Rewrite the items from the start through the line containing "622, 1025, 652]", replacing every "toc-leader" with "toc-dots" and leaving everything else as is.
(begin)
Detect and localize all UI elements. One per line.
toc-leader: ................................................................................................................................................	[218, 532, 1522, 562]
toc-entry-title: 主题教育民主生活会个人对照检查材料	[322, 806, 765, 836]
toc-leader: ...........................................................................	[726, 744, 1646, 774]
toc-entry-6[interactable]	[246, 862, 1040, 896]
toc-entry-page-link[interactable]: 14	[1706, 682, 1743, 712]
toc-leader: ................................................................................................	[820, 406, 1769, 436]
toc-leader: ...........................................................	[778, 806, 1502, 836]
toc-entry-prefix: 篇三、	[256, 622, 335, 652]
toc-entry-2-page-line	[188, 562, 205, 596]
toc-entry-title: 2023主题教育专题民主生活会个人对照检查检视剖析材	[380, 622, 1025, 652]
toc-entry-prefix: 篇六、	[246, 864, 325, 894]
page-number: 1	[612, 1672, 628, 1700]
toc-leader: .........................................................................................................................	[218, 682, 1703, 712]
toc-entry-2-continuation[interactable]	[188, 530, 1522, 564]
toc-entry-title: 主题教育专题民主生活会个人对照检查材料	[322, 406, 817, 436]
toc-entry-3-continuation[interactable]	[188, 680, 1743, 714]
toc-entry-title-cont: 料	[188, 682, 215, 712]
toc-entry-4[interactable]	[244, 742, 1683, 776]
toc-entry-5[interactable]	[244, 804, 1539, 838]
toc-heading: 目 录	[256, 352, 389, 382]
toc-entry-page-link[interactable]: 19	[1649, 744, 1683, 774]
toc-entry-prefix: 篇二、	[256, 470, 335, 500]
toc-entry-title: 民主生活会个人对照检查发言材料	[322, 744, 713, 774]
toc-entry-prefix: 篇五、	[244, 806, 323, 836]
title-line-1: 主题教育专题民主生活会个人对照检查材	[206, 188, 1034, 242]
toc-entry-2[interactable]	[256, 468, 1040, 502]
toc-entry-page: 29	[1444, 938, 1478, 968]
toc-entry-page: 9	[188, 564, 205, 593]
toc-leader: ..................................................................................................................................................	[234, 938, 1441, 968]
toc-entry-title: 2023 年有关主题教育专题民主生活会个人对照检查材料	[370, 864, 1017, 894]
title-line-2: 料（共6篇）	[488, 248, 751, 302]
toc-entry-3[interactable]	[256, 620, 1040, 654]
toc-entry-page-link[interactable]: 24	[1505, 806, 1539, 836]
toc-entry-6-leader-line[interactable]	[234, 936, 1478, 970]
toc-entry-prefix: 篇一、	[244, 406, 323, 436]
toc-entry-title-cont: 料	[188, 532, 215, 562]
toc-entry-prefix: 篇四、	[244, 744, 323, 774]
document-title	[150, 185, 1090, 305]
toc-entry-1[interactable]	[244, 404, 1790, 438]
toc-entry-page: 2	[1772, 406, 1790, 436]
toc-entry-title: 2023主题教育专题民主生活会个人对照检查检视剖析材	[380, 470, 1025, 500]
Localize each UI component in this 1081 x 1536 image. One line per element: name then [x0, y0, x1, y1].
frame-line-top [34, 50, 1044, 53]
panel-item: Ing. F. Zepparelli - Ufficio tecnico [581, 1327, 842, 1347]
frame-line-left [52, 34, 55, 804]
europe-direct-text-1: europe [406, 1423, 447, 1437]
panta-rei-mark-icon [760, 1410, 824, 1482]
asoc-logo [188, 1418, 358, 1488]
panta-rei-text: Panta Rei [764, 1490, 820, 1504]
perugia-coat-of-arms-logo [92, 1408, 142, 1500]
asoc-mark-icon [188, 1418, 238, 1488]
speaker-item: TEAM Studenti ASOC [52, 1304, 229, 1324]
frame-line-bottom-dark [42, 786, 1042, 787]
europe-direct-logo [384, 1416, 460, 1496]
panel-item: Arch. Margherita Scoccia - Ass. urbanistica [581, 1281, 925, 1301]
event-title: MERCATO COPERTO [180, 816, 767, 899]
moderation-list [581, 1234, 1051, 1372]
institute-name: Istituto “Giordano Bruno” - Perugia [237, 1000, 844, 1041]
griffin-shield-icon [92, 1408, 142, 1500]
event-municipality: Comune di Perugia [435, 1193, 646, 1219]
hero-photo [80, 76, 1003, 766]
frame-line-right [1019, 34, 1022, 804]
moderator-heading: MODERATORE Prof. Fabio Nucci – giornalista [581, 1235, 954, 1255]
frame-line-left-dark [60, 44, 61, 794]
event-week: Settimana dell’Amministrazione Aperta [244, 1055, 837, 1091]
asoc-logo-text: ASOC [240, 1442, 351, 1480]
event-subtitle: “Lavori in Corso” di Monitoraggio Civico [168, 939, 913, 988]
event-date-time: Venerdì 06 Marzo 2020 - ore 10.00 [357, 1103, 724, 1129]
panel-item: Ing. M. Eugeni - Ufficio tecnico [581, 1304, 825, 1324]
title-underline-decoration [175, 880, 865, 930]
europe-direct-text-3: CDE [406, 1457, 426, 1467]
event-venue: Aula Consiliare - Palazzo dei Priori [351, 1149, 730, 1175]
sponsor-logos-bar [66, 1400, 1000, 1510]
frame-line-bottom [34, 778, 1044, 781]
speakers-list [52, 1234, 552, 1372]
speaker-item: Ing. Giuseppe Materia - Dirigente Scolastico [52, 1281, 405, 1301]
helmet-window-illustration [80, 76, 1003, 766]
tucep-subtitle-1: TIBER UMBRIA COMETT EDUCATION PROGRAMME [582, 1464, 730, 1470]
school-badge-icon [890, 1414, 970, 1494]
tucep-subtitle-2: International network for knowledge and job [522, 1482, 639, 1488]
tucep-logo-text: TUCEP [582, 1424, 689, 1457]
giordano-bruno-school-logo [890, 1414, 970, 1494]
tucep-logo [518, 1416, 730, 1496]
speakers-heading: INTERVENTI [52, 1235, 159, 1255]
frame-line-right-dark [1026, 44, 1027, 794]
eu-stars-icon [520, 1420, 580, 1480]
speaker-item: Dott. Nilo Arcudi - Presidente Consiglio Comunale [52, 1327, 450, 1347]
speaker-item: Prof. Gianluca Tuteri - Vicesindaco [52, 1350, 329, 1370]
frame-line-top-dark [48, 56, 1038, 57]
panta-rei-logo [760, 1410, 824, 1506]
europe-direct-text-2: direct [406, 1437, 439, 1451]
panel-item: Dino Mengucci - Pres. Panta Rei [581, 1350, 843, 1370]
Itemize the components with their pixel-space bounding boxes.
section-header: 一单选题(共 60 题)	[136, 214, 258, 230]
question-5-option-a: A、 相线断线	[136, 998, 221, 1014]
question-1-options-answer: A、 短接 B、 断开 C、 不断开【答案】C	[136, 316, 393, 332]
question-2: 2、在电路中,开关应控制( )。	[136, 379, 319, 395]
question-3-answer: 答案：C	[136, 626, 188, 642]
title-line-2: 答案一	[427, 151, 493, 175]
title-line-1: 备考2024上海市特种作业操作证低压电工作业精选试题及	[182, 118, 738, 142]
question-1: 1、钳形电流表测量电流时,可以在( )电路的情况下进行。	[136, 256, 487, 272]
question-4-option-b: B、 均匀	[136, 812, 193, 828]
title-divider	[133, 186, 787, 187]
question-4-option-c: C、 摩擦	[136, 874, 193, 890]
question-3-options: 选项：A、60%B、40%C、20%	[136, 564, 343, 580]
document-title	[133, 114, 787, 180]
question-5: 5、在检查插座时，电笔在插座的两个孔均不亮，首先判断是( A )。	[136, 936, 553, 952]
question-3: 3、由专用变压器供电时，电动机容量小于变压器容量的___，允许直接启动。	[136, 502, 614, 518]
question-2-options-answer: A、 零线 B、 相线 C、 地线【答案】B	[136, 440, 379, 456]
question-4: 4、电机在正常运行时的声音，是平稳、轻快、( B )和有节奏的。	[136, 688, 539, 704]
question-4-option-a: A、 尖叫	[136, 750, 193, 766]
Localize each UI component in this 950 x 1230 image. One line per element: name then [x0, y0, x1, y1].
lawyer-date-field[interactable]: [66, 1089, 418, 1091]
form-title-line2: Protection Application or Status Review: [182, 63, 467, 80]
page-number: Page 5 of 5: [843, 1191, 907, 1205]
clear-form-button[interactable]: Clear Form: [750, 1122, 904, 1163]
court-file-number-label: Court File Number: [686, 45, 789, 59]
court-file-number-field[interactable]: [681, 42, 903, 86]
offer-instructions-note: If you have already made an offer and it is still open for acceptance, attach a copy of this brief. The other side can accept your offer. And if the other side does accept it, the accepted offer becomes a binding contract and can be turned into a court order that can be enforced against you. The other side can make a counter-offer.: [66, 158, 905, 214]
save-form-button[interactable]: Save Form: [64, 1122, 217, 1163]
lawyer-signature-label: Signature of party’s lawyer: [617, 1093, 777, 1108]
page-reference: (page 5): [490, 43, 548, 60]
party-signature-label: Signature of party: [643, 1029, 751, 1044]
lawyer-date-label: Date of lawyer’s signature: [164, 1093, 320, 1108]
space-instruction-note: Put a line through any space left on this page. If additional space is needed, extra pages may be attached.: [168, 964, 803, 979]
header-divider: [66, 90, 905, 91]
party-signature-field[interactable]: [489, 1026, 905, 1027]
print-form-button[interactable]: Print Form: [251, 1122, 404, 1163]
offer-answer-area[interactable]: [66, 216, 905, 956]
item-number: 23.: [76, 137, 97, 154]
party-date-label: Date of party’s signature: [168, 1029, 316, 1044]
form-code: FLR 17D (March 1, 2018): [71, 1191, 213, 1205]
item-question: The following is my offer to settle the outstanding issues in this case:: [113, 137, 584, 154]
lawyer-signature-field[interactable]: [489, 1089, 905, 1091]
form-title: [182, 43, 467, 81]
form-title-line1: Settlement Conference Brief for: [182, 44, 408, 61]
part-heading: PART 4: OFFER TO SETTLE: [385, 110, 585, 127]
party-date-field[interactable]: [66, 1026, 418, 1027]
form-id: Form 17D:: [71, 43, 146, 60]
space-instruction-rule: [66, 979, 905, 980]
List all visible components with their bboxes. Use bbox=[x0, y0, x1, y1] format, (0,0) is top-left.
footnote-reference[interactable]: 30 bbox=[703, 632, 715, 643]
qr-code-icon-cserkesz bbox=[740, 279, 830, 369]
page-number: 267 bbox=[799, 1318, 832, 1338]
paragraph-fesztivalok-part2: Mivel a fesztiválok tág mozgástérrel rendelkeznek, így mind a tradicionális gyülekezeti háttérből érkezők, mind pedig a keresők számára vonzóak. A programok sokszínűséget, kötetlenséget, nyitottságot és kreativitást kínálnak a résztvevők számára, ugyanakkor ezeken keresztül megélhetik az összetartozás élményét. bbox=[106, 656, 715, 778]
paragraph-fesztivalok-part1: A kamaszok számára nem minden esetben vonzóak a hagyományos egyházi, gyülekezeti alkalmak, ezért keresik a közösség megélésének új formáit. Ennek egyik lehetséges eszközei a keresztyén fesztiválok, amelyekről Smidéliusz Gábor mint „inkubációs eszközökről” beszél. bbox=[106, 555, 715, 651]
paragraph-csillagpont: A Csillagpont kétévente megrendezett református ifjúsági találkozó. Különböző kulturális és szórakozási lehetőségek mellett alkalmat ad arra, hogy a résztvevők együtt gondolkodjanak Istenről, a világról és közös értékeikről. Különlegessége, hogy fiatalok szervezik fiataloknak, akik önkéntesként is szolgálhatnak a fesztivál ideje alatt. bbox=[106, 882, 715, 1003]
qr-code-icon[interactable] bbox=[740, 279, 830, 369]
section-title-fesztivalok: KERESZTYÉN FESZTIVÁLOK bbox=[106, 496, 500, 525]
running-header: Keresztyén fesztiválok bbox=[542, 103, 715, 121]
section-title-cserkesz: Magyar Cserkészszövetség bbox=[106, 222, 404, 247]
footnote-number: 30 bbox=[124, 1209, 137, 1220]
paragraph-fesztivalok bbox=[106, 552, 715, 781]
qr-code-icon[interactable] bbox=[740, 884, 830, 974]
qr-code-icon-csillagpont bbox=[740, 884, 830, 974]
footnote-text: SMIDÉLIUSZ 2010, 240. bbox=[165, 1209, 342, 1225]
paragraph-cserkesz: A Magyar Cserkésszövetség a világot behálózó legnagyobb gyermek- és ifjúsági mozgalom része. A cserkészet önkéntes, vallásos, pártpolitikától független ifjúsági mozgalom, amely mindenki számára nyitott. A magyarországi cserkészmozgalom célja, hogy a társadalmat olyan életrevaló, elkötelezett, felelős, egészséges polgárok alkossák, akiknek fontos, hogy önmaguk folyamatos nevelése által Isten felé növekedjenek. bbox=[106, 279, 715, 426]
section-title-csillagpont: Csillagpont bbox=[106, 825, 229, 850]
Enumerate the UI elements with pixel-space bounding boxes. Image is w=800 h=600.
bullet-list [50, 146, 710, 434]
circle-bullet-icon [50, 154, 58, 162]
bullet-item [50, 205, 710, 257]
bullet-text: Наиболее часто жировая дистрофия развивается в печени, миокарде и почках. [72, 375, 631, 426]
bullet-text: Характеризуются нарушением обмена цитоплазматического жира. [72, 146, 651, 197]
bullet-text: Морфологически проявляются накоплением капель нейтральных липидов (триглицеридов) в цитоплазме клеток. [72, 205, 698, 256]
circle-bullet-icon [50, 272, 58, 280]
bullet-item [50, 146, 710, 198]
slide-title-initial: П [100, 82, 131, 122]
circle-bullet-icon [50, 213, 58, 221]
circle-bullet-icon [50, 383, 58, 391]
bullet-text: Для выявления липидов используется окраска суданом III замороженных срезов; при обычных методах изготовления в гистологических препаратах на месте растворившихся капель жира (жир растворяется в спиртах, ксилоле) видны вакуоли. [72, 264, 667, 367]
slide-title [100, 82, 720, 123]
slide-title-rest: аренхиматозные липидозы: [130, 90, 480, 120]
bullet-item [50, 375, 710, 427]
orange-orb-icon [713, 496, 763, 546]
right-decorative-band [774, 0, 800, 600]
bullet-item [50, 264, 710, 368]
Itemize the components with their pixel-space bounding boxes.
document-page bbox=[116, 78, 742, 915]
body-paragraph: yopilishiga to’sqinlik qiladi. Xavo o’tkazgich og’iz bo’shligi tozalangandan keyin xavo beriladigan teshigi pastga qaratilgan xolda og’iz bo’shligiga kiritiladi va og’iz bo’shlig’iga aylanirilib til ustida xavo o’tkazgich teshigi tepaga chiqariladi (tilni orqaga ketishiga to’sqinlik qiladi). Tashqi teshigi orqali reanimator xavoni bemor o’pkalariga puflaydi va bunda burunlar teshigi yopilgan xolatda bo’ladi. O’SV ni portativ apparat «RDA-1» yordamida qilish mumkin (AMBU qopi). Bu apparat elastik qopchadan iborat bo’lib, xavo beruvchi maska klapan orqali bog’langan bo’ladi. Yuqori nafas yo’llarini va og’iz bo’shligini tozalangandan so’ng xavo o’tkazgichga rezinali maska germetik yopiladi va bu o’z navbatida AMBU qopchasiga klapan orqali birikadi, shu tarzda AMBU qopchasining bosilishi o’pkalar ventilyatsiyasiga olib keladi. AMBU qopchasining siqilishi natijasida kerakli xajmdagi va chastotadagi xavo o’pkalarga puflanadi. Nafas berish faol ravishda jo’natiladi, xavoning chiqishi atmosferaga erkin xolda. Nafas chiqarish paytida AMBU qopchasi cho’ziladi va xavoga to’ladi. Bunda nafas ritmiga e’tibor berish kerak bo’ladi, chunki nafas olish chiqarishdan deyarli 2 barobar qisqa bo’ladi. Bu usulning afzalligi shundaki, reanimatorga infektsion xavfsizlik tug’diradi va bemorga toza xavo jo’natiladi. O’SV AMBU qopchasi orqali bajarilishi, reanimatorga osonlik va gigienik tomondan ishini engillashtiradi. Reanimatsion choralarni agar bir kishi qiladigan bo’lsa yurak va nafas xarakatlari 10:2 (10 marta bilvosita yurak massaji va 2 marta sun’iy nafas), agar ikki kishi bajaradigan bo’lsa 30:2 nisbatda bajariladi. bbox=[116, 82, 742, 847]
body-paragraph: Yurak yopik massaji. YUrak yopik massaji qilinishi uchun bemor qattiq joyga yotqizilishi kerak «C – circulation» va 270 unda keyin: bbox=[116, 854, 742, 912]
(end)
— TASK RESPONSE —
Detect and localize all UI elements. One per line.
toc-dots: ................................................................................................................................................	[218, 532, 1522, 562]
toc-entry-title: 主题教育民主生活会个人对照检查材料	[322, 806, 765, 836]
toc-dots: ...........................................................................	[726, 744, 1646, 774]
toc-entry-6[interactable]	[246, 862, 1040, 896]
toc-entry-page-link[interactable]: 14	[1706, 682, 1743, 712]
toc-dots: ................................................................................................	[820, 406, 1769, 436]
toc-dots: ...........................................................	[778, 806, 1502, 836]
toc-entry-prefix: 篇三、	[256, 622, 335, 652]
toc-entry-2-page-line	[188, 562, 205, 596]
toc-entry-title: 2023主题教育专题民主生活会个人对照检查检视剖析材	[380, 622, 1025, 652]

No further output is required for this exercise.